Begin at the line that contains "Output the text content of this document." and reproduce it along with every line after it to the end of the listing; skip any pictures.
·····
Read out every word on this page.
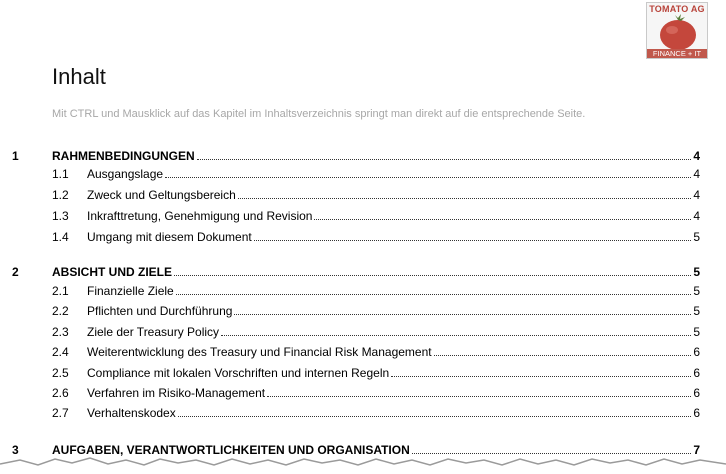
TOMATO AG
FINANCE + IT
Inhalt
Mit CTRL und Mausklick auf das Kapitel im Inhaltsverzeichnis springt man direkt auf die entsprechende Seite.
1	RAHMENBEDINGUNGEN	4
1.1 Ausgangslage	4
1.2 Zweck und Geltungsbereich	4
1.3 Inkrafttretung, Genehmigung und Revision	4
1.4 Umgang mit diesem Dokument	5
2	ABSICHT UND ZIELE	5
2.1 Finanzielle Ziele	5
2.2 Pflichten und Durchführung	5
2.3 Ziele der Treasury Policy	5
2.4 Weiterentwicklung des Treasury und Financial Risk Management	6
2.5 Compliance mit lokalen Vorschriften und internen Regeln	6
2.6 Verfahren im Risiko-Management	6
2.7 Verhaltenskodex	6
3	AUFGABEN, VERANTWORTLICHKEITEN UND ORGANISATION	7
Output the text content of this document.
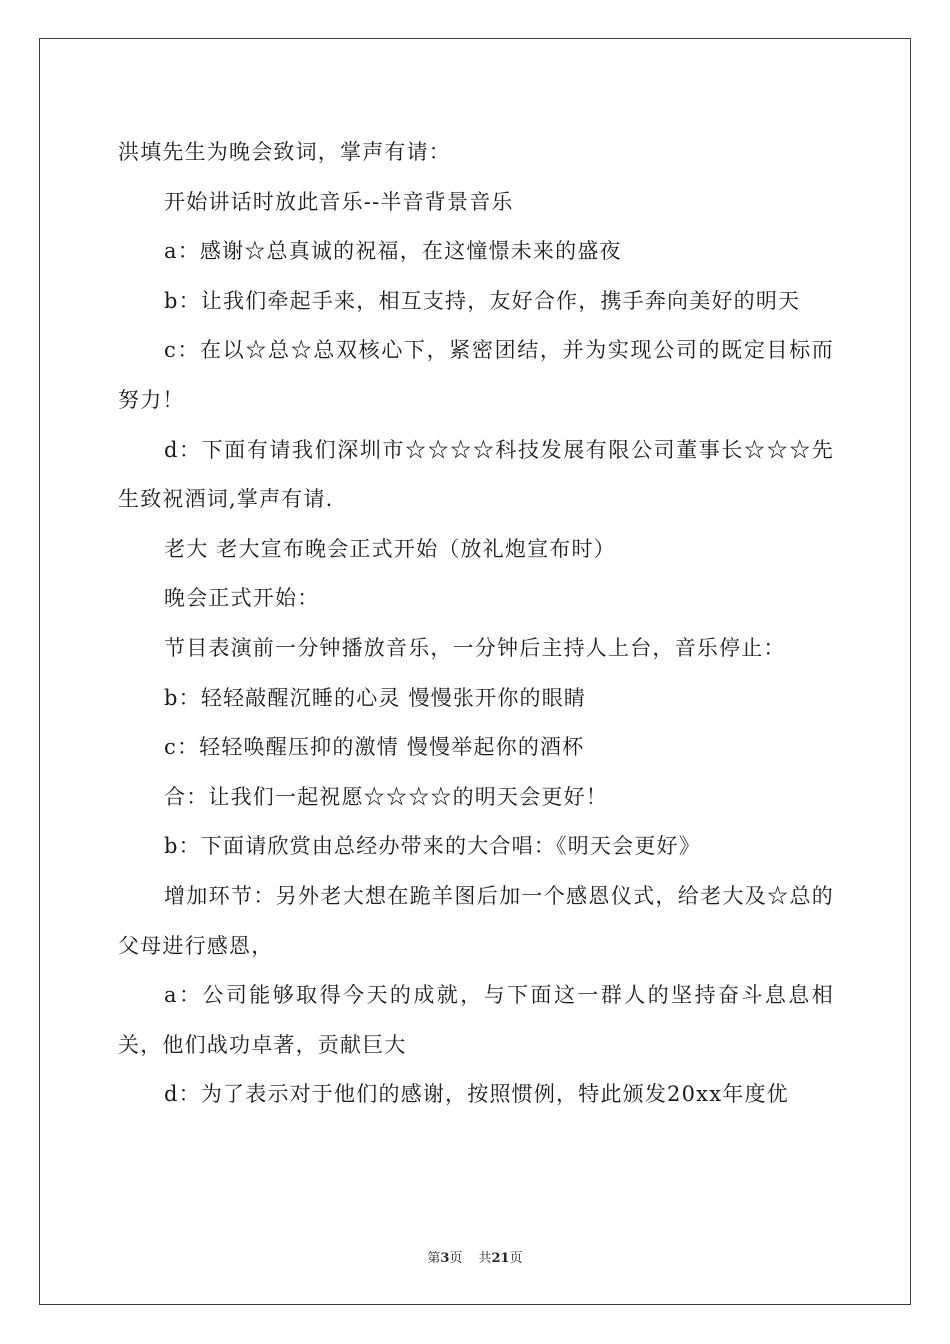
洪填先生为晚会致词，掌声有请：

开始讲话时放此音乐--半音背景音乐

a：感谢☆总真诚的祝福，在这憧憬未来的盛夜

b：让我们牵起手来，相互支持，友好合作，携手奔向美好的明天

c：在以☆总☆总双核心下，紧密团结，并为实现公司的既定目标而努力！

d：下面有请我们深圳市☆☆☆☆科技发展有限公司董事长☆☆☆先生致祝酒词,掌声有请.

老大 老大宣布晚会正式开始（放礼炮宣布时）

晚会正式开始：

节目表演前一分钟播放音乐，一分钟后主持人上台，音乐停止：

b：轻轻敲醒沉睡的心灵 慢慢张开你的眼睛

c：轻轻唤醒压抑的激情 慢慢举起你的酒杯

合：让我们一起祝愿☆☆☆☆的明天会更好！

b：下面请欣赏由总经办带来的大合唱：《明天会更好》

增加环节：另外老大想在跪羊图后加一个感恩仪式，给老大及☆总的父母进行感恩，

a：公司能够取得今天的成就，与下面这一群人的坚持奋斗息息相关，他们战功卓著，贡献巨大

d：为了表示对于他们的感谢，按照惯例，特此颁发20xx年度优

第3页 共21页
·····
Exercise response >>
Output the text content of this document.
洪填先生为晚会致词，掌声有请：

开始讲话时放此音乐--半音背景音乐

a：感谢☆总真诚的祝福，在这憧憬未来的盛夜

b：让我们牵起手来，相互支持，友好合作，携手奔向美好的明天

c：在以☆总☆总双核心下，紧密团结，并为实现公司的既定目标而努力！

d：下面有请我们深圳市☆☆☆☆科技发展有限公司董事长☆☆☆先生致祝酒词,掌声有请.

老大 老大宣布晚会正式开始（放礼炮宣布时）

晚会正式开始：

节目表演前一分钟播放音乐，一分钟后主持人上台，音乐停止：

b：轻轻敲醒沉睡的心灵 慢慢张开你的眼睛

c：轻轻唤醒压抑的激情 慢慢举起你的酒杯

合：让我们一起祝愿☆☆☆☆的明天会更好！

b：下面请欣赏由总经办带来的大合唱：《明天会更好》

增加环节：另外老大想在跪羊图后加一个感恩仪式，给老大及☆总的父母进行感恩，

a：公司能够取得今天的成就，与下面这一群人的坚持奋斗息息相关，他们战功卓著，贡献巨大

d：为了表示对于他们的感谢，按照惯例，特此颁发20xx年度优

第3页 共21页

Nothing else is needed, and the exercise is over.